§ Your instructions: Using the listing below, copy every line that mentions "Type".

>> Start Task data

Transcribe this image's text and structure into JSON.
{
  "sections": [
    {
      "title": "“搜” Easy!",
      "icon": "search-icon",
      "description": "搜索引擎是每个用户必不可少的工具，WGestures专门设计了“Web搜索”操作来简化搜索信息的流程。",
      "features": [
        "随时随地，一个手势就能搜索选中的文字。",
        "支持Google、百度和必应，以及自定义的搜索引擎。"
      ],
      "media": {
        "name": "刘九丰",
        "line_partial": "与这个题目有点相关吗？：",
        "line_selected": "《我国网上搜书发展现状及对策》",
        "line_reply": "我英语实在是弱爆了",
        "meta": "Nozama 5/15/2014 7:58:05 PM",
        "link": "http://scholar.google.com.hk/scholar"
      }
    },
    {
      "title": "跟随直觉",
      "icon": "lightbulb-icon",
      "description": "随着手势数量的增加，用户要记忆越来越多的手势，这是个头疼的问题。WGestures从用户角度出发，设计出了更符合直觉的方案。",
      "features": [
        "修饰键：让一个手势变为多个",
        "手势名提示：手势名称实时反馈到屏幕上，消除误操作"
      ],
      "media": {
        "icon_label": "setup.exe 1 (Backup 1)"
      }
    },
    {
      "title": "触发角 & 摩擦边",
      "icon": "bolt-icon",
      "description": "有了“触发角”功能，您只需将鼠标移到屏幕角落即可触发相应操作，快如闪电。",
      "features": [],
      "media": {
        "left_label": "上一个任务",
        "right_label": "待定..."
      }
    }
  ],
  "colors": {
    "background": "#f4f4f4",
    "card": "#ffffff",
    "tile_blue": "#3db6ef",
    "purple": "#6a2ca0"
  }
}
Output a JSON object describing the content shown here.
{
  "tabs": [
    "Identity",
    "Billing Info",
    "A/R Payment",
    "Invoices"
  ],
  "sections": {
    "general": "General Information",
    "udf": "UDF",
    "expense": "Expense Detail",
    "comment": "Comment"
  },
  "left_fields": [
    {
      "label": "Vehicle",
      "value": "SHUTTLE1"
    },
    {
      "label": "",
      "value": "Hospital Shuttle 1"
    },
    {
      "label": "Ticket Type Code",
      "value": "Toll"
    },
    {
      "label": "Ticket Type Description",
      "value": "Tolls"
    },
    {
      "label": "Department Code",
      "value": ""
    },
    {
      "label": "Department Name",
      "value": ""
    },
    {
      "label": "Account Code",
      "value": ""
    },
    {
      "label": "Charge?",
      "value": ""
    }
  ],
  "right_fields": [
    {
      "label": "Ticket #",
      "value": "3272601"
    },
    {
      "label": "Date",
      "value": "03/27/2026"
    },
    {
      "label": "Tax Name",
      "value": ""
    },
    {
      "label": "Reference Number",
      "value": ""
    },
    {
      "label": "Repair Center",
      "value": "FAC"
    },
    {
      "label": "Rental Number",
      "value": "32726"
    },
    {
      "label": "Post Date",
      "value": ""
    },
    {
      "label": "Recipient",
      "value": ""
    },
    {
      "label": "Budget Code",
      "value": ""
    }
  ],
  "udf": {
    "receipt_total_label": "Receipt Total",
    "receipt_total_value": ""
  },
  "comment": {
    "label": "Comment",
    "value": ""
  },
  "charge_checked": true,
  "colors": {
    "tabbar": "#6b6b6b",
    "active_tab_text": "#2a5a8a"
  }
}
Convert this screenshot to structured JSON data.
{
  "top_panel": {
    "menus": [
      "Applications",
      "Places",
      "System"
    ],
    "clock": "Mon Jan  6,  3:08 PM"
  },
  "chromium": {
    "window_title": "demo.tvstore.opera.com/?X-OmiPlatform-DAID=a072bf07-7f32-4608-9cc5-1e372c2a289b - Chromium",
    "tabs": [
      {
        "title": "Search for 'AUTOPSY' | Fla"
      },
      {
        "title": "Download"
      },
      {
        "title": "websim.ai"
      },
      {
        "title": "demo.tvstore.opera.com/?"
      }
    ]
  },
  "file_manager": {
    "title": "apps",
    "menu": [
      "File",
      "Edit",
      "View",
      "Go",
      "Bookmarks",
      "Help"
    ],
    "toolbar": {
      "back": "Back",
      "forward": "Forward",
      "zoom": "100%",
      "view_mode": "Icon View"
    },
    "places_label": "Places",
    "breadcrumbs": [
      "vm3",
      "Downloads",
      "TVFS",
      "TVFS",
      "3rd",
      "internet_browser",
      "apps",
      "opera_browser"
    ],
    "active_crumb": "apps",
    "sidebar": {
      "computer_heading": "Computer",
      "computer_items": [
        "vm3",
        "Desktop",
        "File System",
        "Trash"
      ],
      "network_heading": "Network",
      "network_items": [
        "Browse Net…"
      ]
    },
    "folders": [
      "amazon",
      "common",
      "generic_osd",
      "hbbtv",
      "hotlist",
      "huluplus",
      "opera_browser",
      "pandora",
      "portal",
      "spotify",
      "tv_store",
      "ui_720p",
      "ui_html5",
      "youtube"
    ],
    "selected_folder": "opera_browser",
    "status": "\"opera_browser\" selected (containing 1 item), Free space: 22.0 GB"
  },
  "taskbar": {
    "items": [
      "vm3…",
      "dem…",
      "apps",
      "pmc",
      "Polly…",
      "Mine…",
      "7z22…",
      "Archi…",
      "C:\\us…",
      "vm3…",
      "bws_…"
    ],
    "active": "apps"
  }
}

>> End Task data

§ Answer to this exercise:
      "label": "Ticket Type Code",
      "label": "Ticket Type Description",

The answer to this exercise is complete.